List each line of the data that holds the string "Median", please.

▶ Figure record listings
____________

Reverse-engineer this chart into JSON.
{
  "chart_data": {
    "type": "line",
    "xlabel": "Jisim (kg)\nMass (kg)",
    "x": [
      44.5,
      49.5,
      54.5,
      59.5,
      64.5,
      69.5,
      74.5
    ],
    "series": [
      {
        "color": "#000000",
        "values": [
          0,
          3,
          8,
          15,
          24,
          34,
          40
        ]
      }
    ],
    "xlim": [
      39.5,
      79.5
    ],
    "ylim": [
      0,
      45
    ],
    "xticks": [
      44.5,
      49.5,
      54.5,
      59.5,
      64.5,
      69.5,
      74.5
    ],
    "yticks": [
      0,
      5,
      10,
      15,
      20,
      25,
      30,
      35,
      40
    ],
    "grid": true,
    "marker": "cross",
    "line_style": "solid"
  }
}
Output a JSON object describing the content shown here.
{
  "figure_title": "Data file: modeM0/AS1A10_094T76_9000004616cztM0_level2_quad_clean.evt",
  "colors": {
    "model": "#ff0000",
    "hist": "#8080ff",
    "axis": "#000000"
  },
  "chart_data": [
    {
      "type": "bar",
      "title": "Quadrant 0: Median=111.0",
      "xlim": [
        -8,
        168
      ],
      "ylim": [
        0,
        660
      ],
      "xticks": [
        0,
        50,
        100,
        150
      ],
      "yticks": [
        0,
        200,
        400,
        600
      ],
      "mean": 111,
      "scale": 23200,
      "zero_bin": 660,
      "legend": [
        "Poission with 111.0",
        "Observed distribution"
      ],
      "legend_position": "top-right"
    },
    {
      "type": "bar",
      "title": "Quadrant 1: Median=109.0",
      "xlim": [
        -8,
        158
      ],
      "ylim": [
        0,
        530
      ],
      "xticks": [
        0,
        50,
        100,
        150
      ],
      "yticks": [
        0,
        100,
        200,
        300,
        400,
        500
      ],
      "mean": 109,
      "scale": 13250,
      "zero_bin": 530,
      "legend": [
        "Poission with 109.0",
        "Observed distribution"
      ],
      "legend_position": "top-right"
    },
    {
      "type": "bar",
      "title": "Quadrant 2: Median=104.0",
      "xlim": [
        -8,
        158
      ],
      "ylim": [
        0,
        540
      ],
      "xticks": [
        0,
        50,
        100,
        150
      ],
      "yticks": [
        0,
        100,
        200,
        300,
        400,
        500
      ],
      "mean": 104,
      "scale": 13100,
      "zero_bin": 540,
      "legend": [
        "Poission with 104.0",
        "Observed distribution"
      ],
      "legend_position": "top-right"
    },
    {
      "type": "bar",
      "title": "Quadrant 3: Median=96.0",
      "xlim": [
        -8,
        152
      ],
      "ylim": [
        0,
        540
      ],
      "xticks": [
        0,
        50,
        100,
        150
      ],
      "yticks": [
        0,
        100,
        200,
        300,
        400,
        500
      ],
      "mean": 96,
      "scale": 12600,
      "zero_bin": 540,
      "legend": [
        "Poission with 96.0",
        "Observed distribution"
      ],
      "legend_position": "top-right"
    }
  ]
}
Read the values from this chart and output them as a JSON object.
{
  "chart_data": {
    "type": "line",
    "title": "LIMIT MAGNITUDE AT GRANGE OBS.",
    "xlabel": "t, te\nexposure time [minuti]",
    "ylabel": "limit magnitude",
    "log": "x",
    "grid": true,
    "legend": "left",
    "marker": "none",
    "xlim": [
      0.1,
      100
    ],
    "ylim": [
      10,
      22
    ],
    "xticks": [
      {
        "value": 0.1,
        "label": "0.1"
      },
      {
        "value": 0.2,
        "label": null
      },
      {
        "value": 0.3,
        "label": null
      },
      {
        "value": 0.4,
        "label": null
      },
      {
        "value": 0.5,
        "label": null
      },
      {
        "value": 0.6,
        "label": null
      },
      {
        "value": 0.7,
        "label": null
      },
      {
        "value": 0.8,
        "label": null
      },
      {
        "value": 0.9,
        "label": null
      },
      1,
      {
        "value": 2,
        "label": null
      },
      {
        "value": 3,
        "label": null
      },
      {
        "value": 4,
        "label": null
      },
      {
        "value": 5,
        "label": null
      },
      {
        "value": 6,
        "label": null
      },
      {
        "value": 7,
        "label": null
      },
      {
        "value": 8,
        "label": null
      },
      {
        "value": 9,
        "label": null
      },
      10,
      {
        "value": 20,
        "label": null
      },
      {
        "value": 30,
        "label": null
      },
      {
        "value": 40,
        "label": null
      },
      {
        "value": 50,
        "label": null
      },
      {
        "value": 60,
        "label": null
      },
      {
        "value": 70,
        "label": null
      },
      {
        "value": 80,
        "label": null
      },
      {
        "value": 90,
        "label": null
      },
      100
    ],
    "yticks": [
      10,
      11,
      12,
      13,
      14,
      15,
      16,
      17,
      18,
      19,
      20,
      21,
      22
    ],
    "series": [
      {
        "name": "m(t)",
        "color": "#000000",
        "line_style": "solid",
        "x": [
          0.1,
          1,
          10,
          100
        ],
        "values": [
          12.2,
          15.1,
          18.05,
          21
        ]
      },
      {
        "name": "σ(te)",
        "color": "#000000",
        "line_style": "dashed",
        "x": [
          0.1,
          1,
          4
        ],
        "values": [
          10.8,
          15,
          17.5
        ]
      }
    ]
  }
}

____________

▶ RESULT FOR THIS TASK
      "title": "Quadrant 0: Median=111.0",
      "title": "Quadrant 1: Median=109.0",
      "title": "Quadrant 2: Median=104.0",
      "title": "Quadrant 3: Median=96.0",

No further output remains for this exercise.